◆ **Dataset items**
►
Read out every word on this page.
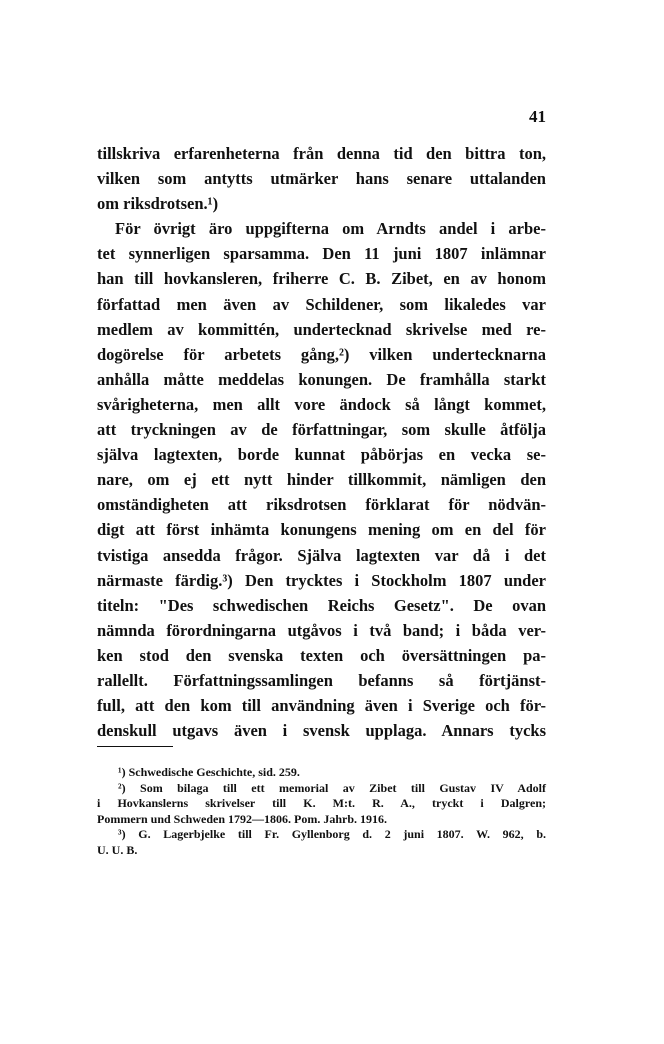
41
tillskriva erfarenheterna från denna tid den bittra ton,
vilken som antytts utmärker hans senare uttalanden
om riksdrotsen.¹)
För övrigt äro uppgifterna om Arndts andel i arbe-
tet synnerligen sparsamma. Den 11 juni 1807 inlämnar
han till hovkansleren, friherre C. B. Zibet, en av honom
författad men även av Schildener, som likaledes var
medlem av kommittén, undertecknad skrivelse med re-
dogörelse för arbetets gång,²) vilken undertecknarna
anhålla måtte meddelas konungen. De framhålla starkt
svårigheterna, men allt vore ändock så långt kommet,
att tryckningen av de författningar, som skulle åtfölja
själva lagtexten, borde kunnat påbörjas en vecka se-
nare, om ej ett nytt hinder tillkommit, nämligen den
omständigheten att riksdrotsen förklarat för nödvän-
digt att först inhämta konungens mening om en del för
tvistiga ansedda frågor. Själva lagtexten var då i det
närmaste färdig.³) Den trycktes i Stockholm 1807 under
titeln: "Des schwedischen Reichs Gesetz". De ovan
nämnda förordningarna utgåvos i två band; i båda ver-
ken stod den svenska texten och översättningen pa-
rallellt. Författningssamlingen befanns så förtjänst-
full, att den kom till användning även i Sverige och för-
denskull utgavs även i svensk upplaga. Annars tycks
¹) Schwedische Geschichte, sid. 259.
²) Som bilaga till ett memorial av Zibet till Gustav IV Adolf
i Hovkanslerns skrivelser till K. M:t. R. A., tryckt i Dalgren;
Pommern und Schweden 1792—1806. Pom. Jahrb. 1916.
³) G. Lagerbjelke till Fr. Gyllenborg d. 2 juni 1807. W. 962, b.
U. U. B.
◄
◆ **What to do**
Copy every record above exactly as written, but leave out the pictures.

◆ **Solution to the exercise**
Read out every word on this page.
41
tillskriva erfarenheterna från denna tid den bittra ton,
vilken som antytts utmärker hans senare uttalanden
om riksdrotsen.¹)
För övrigt äro uppgifterna om Arndts andel i arbe-
tet synnerligen sparsamma. Den 11 juni 1807 inlämnar
han till hovkansleren, friherre C. B. Zibet, en av honom
författad men även av Schildener, som likaledes var
medlem av kommittén, undertecknad skrivelse med re-
dogörelse för arbetets gång,²) vilken undertecknarna
anhålla måtte meddelas konungen. De framhålla starkt
svårigheterna, men allt vore ändock så långt kommet,
att tryckningen av de författningar, som skulle åtfölja
själva lagtexten, borde kunnat påbörjas en vecka se-
nare, om ej ett nytt hinder tillkommit, nämligen den
omständigheten att riksdrotsen förklarat för nödvän-
digt att först inhämta konungens mening om en del för
tvistiga ansedda frågor. Själva lagtexten var då i det
närmaste färdig.³) Den trycktes i Stockholm 1807 under
titeln: "Des schwedischen Reichs Gesetz". De ovan
nämnda förordningarna utgåvos i två band; i båda ver-
ken stod den svenska texten och översättningen pa-
rallellt. Författningssamlingen befanns så förtjänst-
full, att den kom till användning även i Sverige och för-
denskull utgavs även i svensk upplaga. Annars tycks
¹) Schwedische Geschichte, sid. 259.
²) Som bilaga till ett memorial av Zibet till Gustav IV Adolf
i Hovkanslerns skrivelser till K. M:t. R. A., tryckt i Dalgren;
Pommern und Schweden 1792—1806. Pom. Jahrb. 1916.
³) G. Lagerbjelke till Fr. Gyllenborg d. 2 juni 1807. W. 962, b.
U. U. B.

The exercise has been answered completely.